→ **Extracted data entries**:

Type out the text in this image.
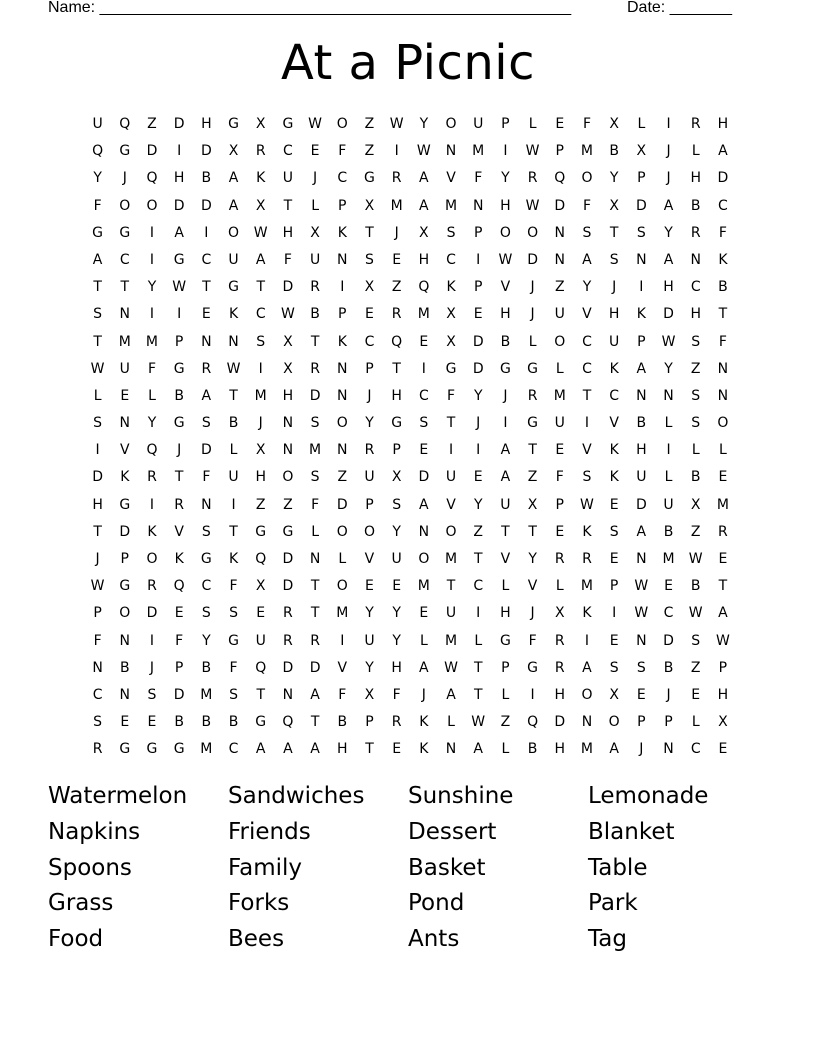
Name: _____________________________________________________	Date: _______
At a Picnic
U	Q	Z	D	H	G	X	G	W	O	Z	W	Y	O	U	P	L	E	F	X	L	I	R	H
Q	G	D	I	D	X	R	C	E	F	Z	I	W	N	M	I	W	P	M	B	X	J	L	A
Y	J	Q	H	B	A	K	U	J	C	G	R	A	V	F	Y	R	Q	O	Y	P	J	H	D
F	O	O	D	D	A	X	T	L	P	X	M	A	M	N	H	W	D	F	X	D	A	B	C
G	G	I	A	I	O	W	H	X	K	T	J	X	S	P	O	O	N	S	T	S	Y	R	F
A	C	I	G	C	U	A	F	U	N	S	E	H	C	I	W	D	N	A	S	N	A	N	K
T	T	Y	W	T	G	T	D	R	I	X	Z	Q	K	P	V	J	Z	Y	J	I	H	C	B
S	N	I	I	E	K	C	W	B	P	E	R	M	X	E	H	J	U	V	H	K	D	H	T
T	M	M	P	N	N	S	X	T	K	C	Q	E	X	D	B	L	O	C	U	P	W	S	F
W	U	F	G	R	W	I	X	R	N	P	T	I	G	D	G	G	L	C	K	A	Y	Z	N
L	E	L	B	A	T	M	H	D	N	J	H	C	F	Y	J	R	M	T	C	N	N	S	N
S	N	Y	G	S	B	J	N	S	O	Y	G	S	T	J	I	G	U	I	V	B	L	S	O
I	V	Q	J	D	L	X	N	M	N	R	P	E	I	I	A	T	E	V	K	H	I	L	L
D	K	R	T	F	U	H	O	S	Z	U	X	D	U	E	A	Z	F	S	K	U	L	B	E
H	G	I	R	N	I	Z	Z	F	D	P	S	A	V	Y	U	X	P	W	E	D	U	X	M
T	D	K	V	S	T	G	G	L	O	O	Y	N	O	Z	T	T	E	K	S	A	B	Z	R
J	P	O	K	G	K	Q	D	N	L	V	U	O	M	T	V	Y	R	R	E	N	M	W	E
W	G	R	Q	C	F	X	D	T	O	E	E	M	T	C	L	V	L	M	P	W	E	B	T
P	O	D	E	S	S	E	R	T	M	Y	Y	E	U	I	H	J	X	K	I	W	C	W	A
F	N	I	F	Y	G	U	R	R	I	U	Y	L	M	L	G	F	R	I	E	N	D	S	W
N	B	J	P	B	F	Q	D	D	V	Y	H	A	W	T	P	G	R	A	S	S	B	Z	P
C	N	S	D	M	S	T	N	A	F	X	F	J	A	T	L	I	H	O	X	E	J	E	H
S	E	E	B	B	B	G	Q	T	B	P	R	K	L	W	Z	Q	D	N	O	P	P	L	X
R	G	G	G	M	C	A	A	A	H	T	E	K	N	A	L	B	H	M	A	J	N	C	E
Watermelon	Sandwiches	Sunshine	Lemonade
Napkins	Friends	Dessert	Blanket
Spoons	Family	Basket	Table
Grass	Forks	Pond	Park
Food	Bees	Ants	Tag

→ **Required work**: Make an exact copy of every entry above, minus the images.

→ **Solution to the problem**:
Type out the text in this image.
Name: _____________________________________________________	Date: _______
At a Picnic
U	Q	Z	D	H	G	X	G	W	O	Z	W	Y	O	U	P	L	E	F	X	L	I	R	H
Q	G	D	I	D	X	R	C	E	F	Z	I	W	N	M	I	W	P	M	B	X	J	L	A
Y	J	Q	H	B	A	K	U	J	C	G	R	A	V	F	Y	R	Q	O	Y	P	J	H	D
F	O	O	D	D	A	X	T	L	P	X	M	A	M	N	H	W	D	F	X	D	A	B	C
G	G	I	A	I	O	W	H	X	K	T	J	X	S	P	O	O	N	S	T	S	Y	R	F
A	C	I	G	C	U	A	F	U	N	S	E	H	C	I	W	D	N	A	S	N	A	N	K
T	T	Y	W	T	G	T	D	R	I	X	Z	Q	K	P	V	J	Z	Y	J	I	H	C	B
S	N	I	I	E	K	C	W	B	P	E	R	M	X	E	H	J	U	V	H	K	D	H	T
T	M	M	P	N	N	S	X	T	K	C	Q	E	X	D	B	L	O	C	U	P	W	S	F
W	U	F	G	R	W	I	X	R	N	P	T	I	G	D	G	G	L	C	K	A	Y	Z	N
L	E	L	B	A	T	M	H	D	N	J	H	C	F	Y	J	R	M	T	C	N	N	S	N
S	N	Y	G	S	B	J	N	S	O	Y	G	S	T	J	I	G	U	I	V	B	L	S	O
I	V	Q	J	D	L	X	N	M	N	R	P	E	I	I	A	T	E	V	K	H	I	L	L
D	K	R	T	F	U	H	O	S	Z	U	X	D	U	E	A	Z	F	S	K	U	L	B	E
H	G	I	R	N	I	Z	Z	F	D	P	S	A	V	Y	U	X	P	W	E	D	U	X	M
T	D	K	V	S	T	G	G	L	O	O	Y	N	O	Z	T	T	E	K	S	A	B	Z	R
J	P	O	K	G	K	Q	D	N	L	V	U	O	M	T	V	Y	R	R	E	N	M	W	E
W	G	R	Q	C	F	X	D	T	O	E	E	M	T	C	L	V	L	M	P	W	E	B	T
P	O	D	E	S	S	E	R	T	M	Y	Y	E	U	I	H	J	X	K	I	W	C	W	A
F	N	I	F	Y	G	U	R	R	I	U	Y	L	M	L	G	F	R	I	E	N	D	S	W
N	B	J	P	B	F	Q	D	D	V	Y	H	A	W	T	P	G	R	A	S	S	B	Z	P
C	N	S	D	M	S	T	N	A	F	X	F	J	A	T	L	I	H	O	X	E	J	E	H
S	E	E	B	B	B	G	Q	T	B	P	R	K	L	W	Z	Q	D	N	O	P	P	L	X
R	G	G	G	M	C	A	A	A	H	T	E	K	N	A	L	B	H	M	A	J	N	C	E
Watermelon	Sandwiches	Sunshine	Lemonade
Napkins	Friends	Dessert	Blanket
Spoons	Family	Basket	Table
Grass	Forks	Pond	Park
Food	Bees	Ants	Tag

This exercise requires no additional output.